Records from a collection:
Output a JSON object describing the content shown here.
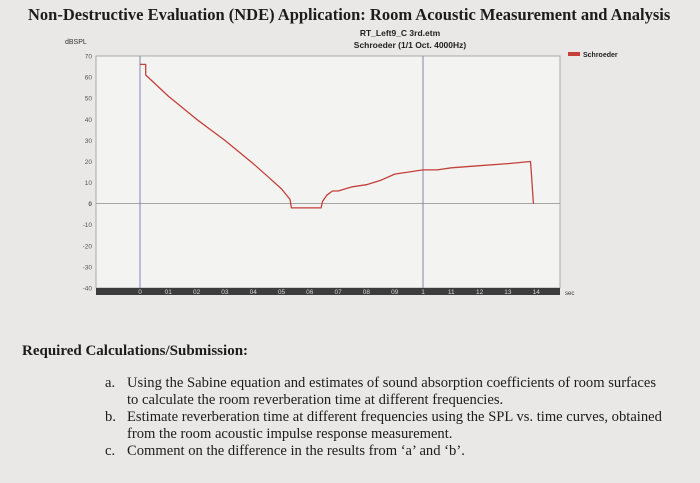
{
  "page": {
    "title": "Non-Destructive Evaluation (NDE) Application: Room Acoustic Measurement and Analysis"
  },
  "chart_data": {
    "type": "line",
    "title": "RT_Left9_C 3rd.etm",
    "subtitle": "Schroeder (1/1 Oct. 4000Hz)",
    "ylabel": "dBSPL",
    "xlabel": "sec",
    "xlim": [
      0,
      1.5
    ],
    "ylim": [
      -40,
      70
    ],
    "yticks": [
      "70",
      "60",
      "50",
      "40",
      "30",
      "20",
      "10",
      "0",
      "-10",
      "-20",
      "-30",
      "-40"
    ],
    "xticks": [
      "0",
      "01",
      "02",
      "03",
      "04",
      "05",
      "06",
      "07",
      "08",
      "09",
      "1",
      "11",
      "12",
      "13",
      "14"
    ],
    "vlines": [
      0,
      1
    ],
    "hline": 0,
    "legend_position": "top-right",
    "series": [
      {
        "name": "Schroeder",
        "color": "#c4403a",
        "x": [
          0,
          0.005,
          0.02,
          0.02,
          0.1,
          0.2,
          0.3,
          0.4,
          0.45,
          0.5,
          0.53,
          0.535,
          0.55,
          0.6,
          0.64,
          0.645,
          0.66,
          0.68,
          0.7,
          0.75,
          0.8,
          0.85,
          0.9,
          0.95,
          1.0,
          1.05,
          1.1,
          1.2,
          1.3,
          1.38,
          1.385,
          1.39
        ],
        "y": [
          66,
          66,
          66,
          61,
          51,
          40,
          30,
          19,
          13,
          7,
          2,
          -2,
          -2,
          -2,
          -2,
          1,
          4,
          6,
          6,
          8,
          9,
          11,
          14,
          15,
          16,
          16,
          17,
          18,
          19,
          20,
          10,
          0
        ]
      }
    ]
  },
  "requirements": {
    "heading": "Required Calculations/Submission:",
    "items": [
      {
        "marker": "a.",
        "text": "Using the Sabine equation and estimates of sound absorption coefficients of room surfaces to calculate the room reverberation time at different frequencies."
      },
      {
        "marker": "b.",
        "text": "Estimate reverberation time at different frequencies using the SPL vs. time curves, obtained from the room acoustic impulse response measurement."
      },
      {
        "marker": "c.",
        "text": "Comment on the difference in the results from ‘a’ and ‘b’."
      }
    ]
  }
}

* Instruction *
Set down the material exactly, every line of it, except for the pictures.

* Solution for this exercise *
Output a JSON object describing the content shown here.
{
  "page": {
    "title": "Non-Destructive Evaluation (NDE) Application: Room Acoustic Measurement and Analysis"
  },
  "chart_data": {
    "type": "line",
    "title": "RT_Left9_C 3rd.etm",
    "subtitle": "Schroeder (1/1 Oct. 4000Hz)",
    "ylabel": "dBSPL",
    "xlabel": "sec",
    "xlim": [
      0,
      1.5
    ],
    "ylim": [
      -40,
      70
    ],
    "yticks": [
      "70",
      "60",
      "50",
      "40",
      "30",
      "20",
      "10",
      "0",
      "-10",
      "-20",
      "-30",
      "-40"
    ],
    "xticks": [
      "0",
      "01",
      "02",
      "03",
      "04",
      "05",
      "06",
      "07",
      "08",
      "09",
      "1",
      "11",
      "12",
      "13",
      "14"
    ],
    "vlines": [
      0,
      1
    ],
    "hline": 0,
    "legend_position": "top-right",
    "series": [
      {
        "name": "Schroeder",
        "color": "#c4403a",
        "x": [
          0,
          0.005,
          0.02,
          0.02,
          0.1,
          0.2,
          0.3,
          0.4,
          0.45,
          0.5,
          0.53,
          0.535,
          0.55,
          0.6,
          0.64,
          0.645,
          0.66,
          0.68,
          0.7,
          0.75,
          0.8,
          0.85,
          0.9,
          0.95,
          1.0,
          1.05,
          1.1,
          1.2,
          1.3,
          1.38,
          1.385,
          1.39
        ],
        "y": [
          66,
          66,
          66,
          61,
          51,
          40,
          30,
          19,
          13,
          7,
          2,
          -2,
          -2,
          -2,
          -2,
          1,
          4,
          6,
          6,
          8,
          9,
          11,
          14,
          15,
          16,
          16,
          17,
          18,
          19,
          20,
          10,
          0
        ]
      }
    ]
  },
  "requirements": {
    "heading": "Required Calculations/Submission:",
    "items": [
      {
        "marker": "a.",
        "text": "Using the Sabine equation and estimates of sound absorption coefficients of room surfaces to calculate the room reverberation time at different frequencies."
      },
      {
        "marker": "b.",
        "text": "Estimate reverberation time at different frequencies using the SPL vs. time curves, obtained from the room acoustic impulse response measurement."
      },
      {
        "marker": "c.",
        "text": "Comment on the difference in the results from ‘a’ and ‘b’."
      }
    ]
  }
}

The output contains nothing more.